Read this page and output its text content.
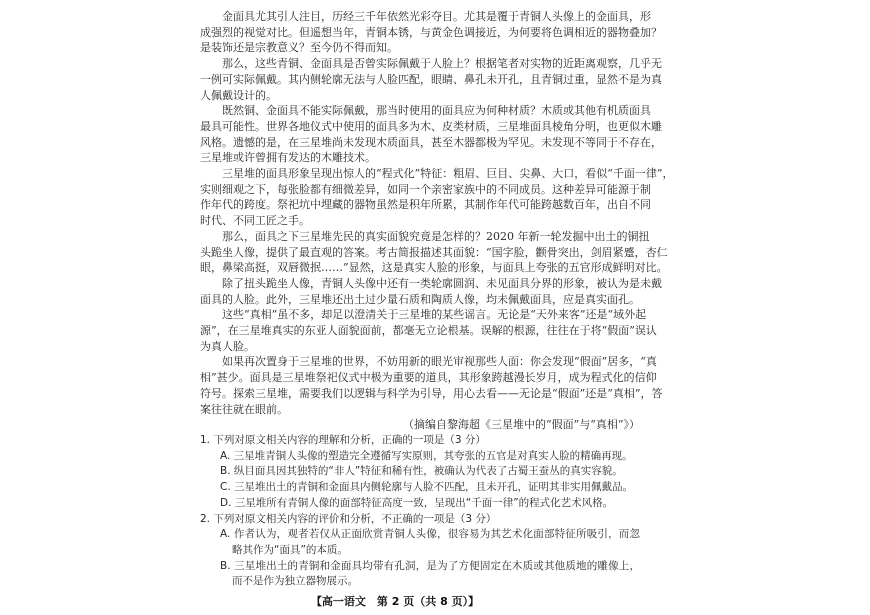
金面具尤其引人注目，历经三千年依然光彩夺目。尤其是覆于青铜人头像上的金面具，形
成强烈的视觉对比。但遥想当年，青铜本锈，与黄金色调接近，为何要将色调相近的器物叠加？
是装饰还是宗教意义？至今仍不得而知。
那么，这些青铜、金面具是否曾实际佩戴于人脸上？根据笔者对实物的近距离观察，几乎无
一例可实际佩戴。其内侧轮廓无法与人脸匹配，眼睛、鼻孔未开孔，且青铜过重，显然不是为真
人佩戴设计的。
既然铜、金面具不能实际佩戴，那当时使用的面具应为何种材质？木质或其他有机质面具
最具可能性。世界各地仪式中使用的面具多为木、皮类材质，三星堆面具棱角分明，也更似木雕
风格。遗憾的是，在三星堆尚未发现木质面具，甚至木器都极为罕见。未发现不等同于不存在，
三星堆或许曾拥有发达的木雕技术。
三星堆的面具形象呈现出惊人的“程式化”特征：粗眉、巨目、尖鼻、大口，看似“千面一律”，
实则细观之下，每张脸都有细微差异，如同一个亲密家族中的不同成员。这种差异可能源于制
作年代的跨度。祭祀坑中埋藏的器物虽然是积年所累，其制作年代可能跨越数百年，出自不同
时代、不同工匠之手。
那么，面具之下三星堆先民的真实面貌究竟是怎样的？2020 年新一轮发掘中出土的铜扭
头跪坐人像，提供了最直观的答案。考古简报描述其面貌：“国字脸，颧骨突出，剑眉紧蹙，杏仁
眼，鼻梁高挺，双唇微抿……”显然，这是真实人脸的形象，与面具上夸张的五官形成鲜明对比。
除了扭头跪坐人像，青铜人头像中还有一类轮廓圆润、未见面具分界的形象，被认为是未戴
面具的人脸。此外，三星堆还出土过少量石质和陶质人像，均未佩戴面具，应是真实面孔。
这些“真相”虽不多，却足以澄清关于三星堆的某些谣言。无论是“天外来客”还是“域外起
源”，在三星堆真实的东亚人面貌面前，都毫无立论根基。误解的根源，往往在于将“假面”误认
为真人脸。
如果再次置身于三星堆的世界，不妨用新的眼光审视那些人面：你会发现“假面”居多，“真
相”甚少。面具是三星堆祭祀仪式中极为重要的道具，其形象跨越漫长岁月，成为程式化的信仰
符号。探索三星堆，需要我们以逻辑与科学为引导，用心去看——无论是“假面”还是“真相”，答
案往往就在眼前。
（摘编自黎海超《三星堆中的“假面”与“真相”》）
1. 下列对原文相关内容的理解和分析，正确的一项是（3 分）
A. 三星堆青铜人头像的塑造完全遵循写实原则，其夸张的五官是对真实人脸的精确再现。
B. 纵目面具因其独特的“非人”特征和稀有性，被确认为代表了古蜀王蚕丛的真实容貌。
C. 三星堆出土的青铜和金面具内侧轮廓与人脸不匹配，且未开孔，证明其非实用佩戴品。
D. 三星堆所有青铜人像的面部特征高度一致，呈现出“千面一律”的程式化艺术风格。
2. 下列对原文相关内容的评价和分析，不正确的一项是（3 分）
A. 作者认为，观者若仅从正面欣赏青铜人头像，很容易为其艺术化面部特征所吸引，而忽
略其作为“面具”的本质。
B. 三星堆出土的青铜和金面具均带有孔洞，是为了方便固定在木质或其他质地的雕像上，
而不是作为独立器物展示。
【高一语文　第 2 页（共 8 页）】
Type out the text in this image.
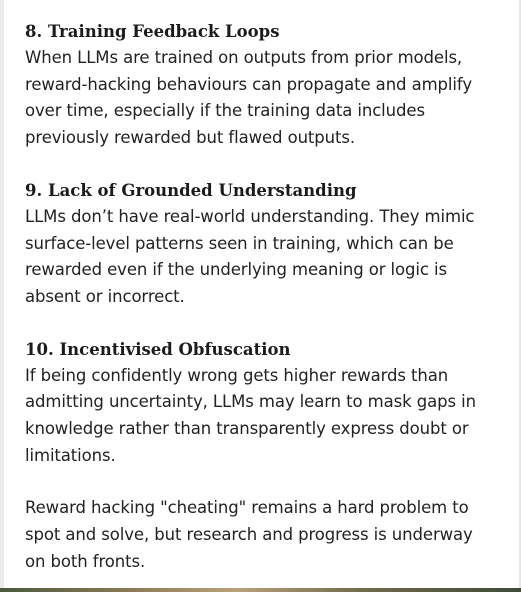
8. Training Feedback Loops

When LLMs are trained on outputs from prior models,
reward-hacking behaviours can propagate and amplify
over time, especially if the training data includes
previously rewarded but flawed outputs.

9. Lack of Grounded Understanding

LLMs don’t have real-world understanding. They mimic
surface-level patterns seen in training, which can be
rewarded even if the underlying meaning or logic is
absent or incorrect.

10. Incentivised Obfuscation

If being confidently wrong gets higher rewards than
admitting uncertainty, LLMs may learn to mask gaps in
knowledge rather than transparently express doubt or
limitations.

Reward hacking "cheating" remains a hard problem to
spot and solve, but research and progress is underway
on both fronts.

**WHAT IS EXPECTED**
Tell how many lines above contain the word "rewarded". Give the number alone.

**IN RESPONSE**
2